> [Passage given]:
On the Church in Portugal
PERGRATA (On the Church in Portugal)
Pope Leo XIII
Encyclical of Pope Leo XIII promulgated on 14 September 1886.
To the Bishops of Portugal.
Venerable Brethren, Greetings and Apostolic Benediction.
Your gratifying joint letter was received last month. It gave convincing evidence that you and your people are aware of Our most recent agreement with the kingdom of Portugal, and that you approve of it and expect that it will greatly benefit the common good. What was proposed to Us in all these negotiations was that the privileges which the Roman Pontiffs had given to your kings, who have supported the Catholic cause, might be preserved for the prestige of the empire, and at the same time that the Christian interests of the Indians be better provided for. We seem to have partly achieved this purpose, and We have confidence that We will achieve it all with the gift and the blessing of God. Therefore, considering this most desirable outcome, We look to the future not prophetically but with a firm hope that the Christian name in your Portugal will continue to flourish for the common good and grow greater from day to day.
2. We shall be the first to strive that the final outcome will fully justify Our hope. May God be propitious! Without doubt We shall find great assistance in the prudence and vigilance of your bishops, in the skillful support of the clergy, and in the good will of the Portuguese people. Indeed in a cause so noble and fruitful, the cooperation of all the men ruling the state will be at hand. We have no doubt that they will assist Us with their impartial wisdom, as We have recently had proof, and that they will continue to do so. And this the more because zeal for the Catholic faith and the tradition of Church service is not unusual in Portugal nor of recent origin, but is long-standing and renowned.
3. Though Portugal is located at the extremity of the Spanish peninsula and hemmed in by narrow boundaries, your renowned kings, have nevertheless extended their empire into Africa, Asia, and Oceania. Thus Portugal yields to none of the more distinguished nations and even excels many.--Where did they find the strength equal to the magnitude of their undertakings? If one is to judge them in truth, it was from their love of religion. For in their dangerous expeditions to barbarous nations, they were inspired, as can often be proven, to serve Christ before their own advantage or glory, to spread the Christian religion before extending their empire. Together with the visible image of the wounds of Jesus Christ, which was the popular flag of the nation, your ancestors had the holy cross on their galleys. In battle they were devout and confident that they would win noble victories whose glory would remain, not so much by arms as by the cross.-Their piety was particularly evident when the kings of Portugal diligently sought out apostolic men from other nations, men to follow in the footsteps of St. Francis Xavier. More than once these men were given the authority of Apostolic Nuncios by the Roman Pontiffs. It was most unusual and will forever accrue to the praise of your ancestors that their leaders brought the light of the Christian faith to the most remote peoples and so merited well of the Apostolic See.

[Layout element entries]
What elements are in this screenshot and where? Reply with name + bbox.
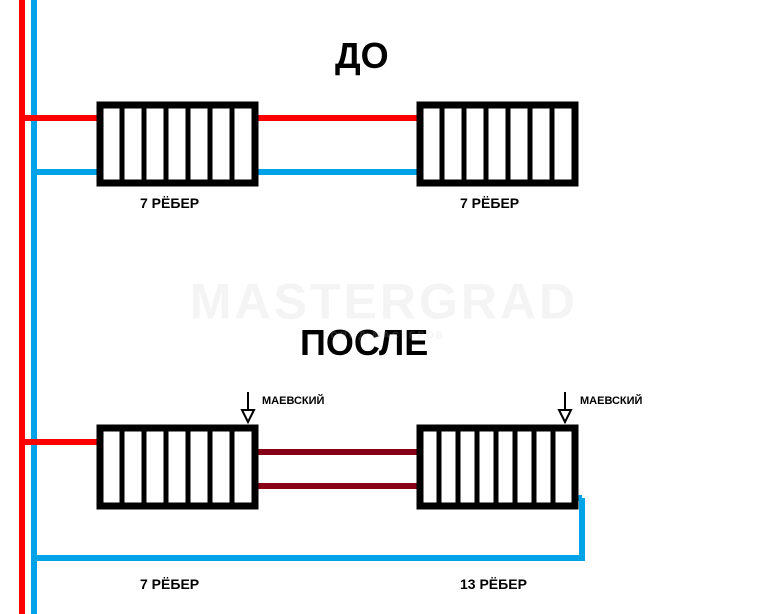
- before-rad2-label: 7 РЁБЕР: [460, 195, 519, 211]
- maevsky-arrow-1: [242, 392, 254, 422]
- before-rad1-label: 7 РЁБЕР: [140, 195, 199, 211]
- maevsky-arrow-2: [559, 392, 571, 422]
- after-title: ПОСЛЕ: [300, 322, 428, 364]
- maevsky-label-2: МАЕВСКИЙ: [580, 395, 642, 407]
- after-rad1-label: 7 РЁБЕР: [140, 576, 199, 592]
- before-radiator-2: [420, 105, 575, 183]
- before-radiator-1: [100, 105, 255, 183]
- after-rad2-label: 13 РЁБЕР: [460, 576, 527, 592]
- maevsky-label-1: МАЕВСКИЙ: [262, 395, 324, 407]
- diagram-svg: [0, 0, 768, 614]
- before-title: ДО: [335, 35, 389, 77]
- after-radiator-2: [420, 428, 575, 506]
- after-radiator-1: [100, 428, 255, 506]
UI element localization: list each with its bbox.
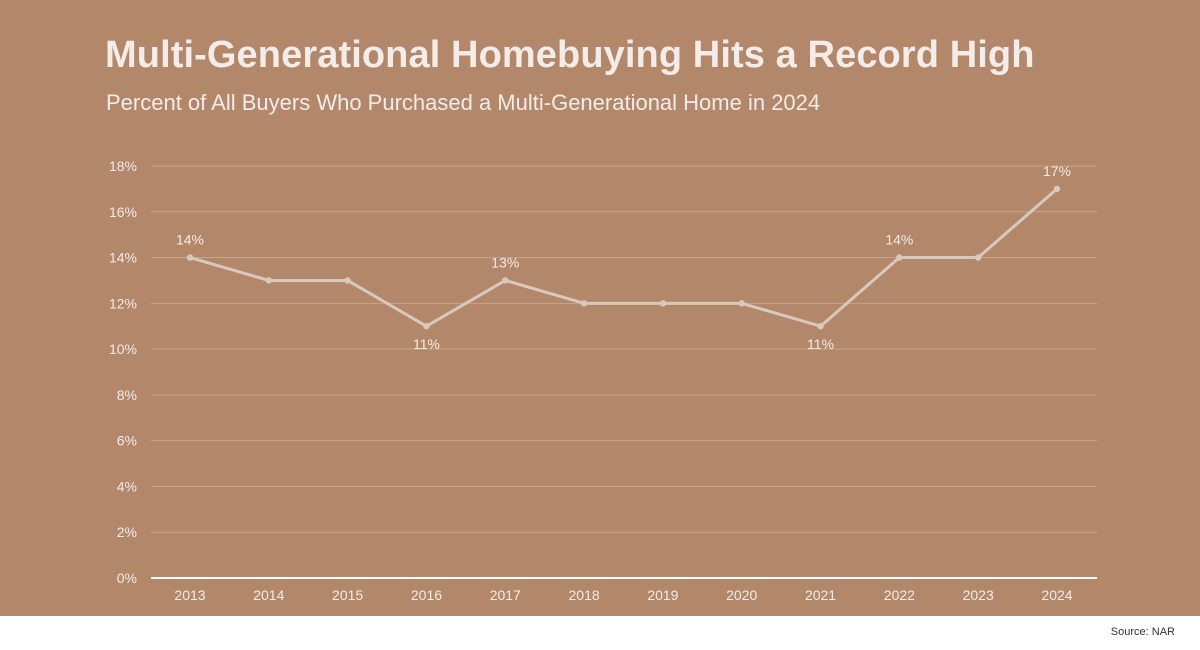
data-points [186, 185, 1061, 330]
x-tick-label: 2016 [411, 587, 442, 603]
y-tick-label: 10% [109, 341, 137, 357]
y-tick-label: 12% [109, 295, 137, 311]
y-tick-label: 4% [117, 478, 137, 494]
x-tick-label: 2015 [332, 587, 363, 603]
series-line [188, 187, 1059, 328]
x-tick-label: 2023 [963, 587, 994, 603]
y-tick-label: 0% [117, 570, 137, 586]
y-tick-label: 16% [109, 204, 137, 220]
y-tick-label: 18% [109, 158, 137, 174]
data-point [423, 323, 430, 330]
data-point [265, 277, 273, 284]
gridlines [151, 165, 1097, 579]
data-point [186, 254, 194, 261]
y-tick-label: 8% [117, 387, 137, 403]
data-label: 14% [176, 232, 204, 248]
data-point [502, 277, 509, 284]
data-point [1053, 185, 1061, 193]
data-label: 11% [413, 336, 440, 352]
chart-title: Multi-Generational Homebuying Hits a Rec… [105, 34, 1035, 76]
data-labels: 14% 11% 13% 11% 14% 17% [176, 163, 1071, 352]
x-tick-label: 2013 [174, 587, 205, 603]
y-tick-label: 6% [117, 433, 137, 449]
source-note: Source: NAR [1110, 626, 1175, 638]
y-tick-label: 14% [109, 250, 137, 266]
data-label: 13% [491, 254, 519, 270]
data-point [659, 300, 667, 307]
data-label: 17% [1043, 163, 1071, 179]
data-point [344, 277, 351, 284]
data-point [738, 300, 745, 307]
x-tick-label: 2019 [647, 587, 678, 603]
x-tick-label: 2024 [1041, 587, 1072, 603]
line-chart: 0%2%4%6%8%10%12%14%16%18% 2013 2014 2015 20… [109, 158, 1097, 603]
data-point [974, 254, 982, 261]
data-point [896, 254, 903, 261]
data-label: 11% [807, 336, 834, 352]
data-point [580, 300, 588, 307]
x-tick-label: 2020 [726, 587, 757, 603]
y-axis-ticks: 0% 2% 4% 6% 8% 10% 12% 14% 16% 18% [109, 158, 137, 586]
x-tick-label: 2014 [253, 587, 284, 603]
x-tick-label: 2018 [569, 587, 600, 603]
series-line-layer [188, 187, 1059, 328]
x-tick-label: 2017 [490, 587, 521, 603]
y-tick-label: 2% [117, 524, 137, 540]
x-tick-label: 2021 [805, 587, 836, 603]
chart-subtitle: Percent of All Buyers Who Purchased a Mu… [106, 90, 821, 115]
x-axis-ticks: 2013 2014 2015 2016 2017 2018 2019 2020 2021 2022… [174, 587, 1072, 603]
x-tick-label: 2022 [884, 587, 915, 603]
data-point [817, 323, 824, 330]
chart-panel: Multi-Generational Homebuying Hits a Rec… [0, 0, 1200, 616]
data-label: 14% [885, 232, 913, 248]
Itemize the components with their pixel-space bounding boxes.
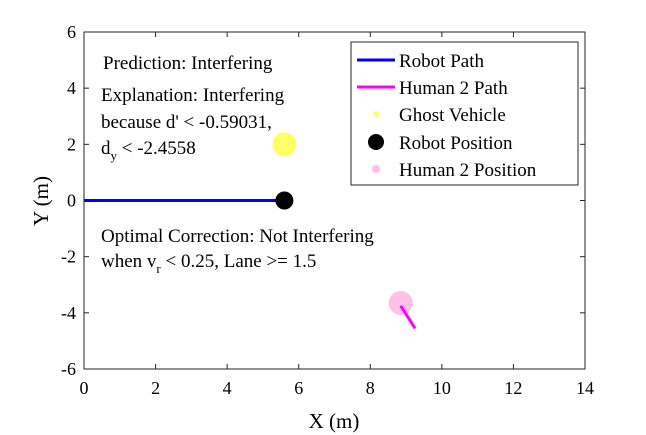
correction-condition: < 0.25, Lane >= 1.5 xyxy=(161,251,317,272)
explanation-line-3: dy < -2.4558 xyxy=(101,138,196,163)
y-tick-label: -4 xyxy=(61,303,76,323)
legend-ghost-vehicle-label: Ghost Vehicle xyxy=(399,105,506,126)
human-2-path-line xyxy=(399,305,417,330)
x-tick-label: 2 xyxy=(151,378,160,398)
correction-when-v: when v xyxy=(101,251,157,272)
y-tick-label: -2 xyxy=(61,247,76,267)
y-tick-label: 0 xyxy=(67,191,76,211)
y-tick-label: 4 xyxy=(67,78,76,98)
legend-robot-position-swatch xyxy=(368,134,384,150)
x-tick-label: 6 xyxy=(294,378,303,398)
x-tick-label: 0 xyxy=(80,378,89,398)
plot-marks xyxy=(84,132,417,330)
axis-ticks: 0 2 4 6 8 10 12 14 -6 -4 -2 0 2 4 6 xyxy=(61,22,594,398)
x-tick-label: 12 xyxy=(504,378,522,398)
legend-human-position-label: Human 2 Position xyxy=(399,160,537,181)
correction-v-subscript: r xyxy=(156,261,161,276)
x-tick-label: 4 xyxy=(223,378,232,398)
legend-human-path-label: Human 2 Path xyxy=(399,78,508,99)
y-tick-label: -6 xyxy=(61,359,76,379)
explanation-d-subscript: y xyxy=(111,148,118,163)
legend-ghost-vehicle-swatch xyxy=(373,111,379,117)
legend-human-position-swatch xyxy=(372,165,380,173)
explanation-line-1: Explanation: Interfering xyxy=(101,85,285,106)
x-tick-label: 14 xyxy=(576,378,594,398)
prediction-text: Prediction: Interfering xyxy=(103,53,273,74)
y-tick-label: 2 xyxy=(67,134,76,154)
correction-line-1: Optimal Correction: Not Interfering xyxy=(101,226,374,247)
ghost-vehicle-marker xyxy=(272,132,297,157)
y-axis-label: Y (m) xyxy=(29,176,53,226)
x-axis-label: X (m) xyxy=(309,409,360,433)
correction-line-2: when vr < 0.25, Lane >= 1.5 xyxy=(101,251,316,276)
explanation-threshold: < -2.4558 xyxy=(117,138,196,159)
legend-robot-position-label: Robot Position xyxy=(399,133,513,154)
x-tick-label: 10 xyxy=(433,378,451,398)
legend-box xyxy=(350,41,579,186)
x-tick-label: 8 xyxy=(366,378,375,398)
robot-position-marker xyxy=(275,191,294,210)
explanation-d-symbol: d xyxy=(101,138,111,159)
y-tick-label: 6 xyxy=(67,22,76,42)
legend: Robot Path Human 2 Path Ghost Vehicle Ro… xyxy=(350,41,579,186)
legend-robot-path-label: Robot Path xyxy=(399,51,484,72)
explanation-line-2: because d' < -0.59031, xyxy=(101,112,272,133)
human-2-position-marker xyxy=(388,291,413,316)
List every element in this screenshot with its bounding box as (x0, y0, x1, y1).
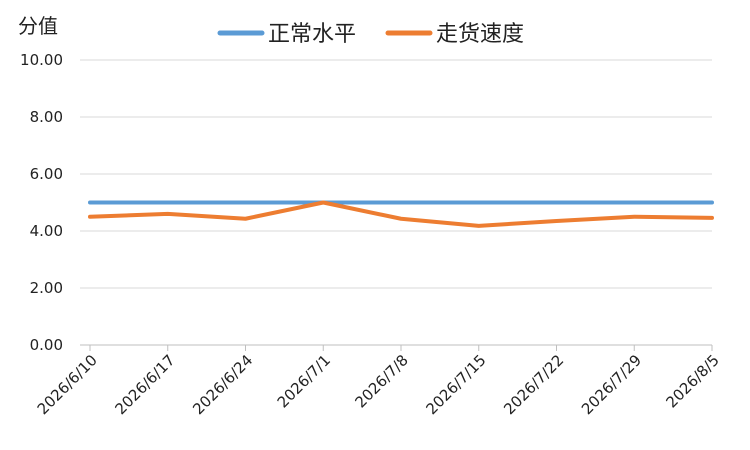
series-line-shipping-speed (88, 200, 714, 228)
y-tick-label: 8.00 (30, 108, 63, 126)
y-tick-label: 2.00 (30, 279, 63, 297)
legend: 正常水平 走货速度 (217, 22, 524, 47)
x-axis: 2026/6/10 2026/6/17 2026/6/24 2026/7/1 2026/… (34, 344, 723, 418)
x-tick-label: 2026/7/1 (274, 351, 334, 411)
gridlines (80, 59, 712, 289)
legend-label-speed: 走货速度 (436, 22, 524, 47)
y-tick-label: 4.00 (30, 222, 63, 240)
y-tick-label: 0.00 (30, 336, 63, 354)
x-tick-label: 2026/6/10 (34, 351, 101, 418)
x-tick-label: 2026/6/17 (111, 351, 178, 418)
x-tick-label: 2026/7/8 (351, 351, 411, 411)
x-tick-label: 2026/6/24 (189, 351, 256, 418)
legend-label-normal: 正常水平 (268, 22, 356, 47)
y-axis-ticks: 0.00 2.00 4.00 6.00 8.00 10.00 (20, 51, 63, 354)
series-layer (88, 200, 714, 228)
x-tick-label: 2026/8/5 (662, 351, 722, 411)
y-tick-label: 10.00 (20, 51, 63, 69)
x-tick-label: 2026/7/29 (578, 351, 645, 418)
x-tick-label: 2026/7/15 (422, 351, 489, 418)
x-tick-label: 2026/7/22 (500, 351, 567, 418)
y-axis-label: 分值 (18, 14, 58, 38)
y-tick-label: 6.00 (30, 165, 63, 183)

> [What to do]: Condense the paragraph of the encyclical on the Church in Portugal that begins "Though Portugal is located" into a short list of its main points.

> [The solution]:
- Although Portugal lies at the edge of the Spanish peninsula within narrow borders, its kings extended their empire into Africa, Asia, and Oceania, so the nation yields to none of the more distinguished nations and excels many.
- Their strength came from love of religion. On their expeditions they sought to serve Christ and spread the Christian religion before pursuing their own advantage, glory, or empire.
- Their galleys carried the holy cross along with the national flag showing the wounds of Jesus Christ. In battle they trusted to win lasting victories more by the cross than by arms.
- Their piety showed in their search for apostolic men from other nations to follow St. Francis Xavier. Roman Pontiffs more than once gave these men the authority of Apostolic Nuncios.
- By bringing the Christian faith to the most remote peoples, their leaders earned lasting praise and merited well of the Apostolic See.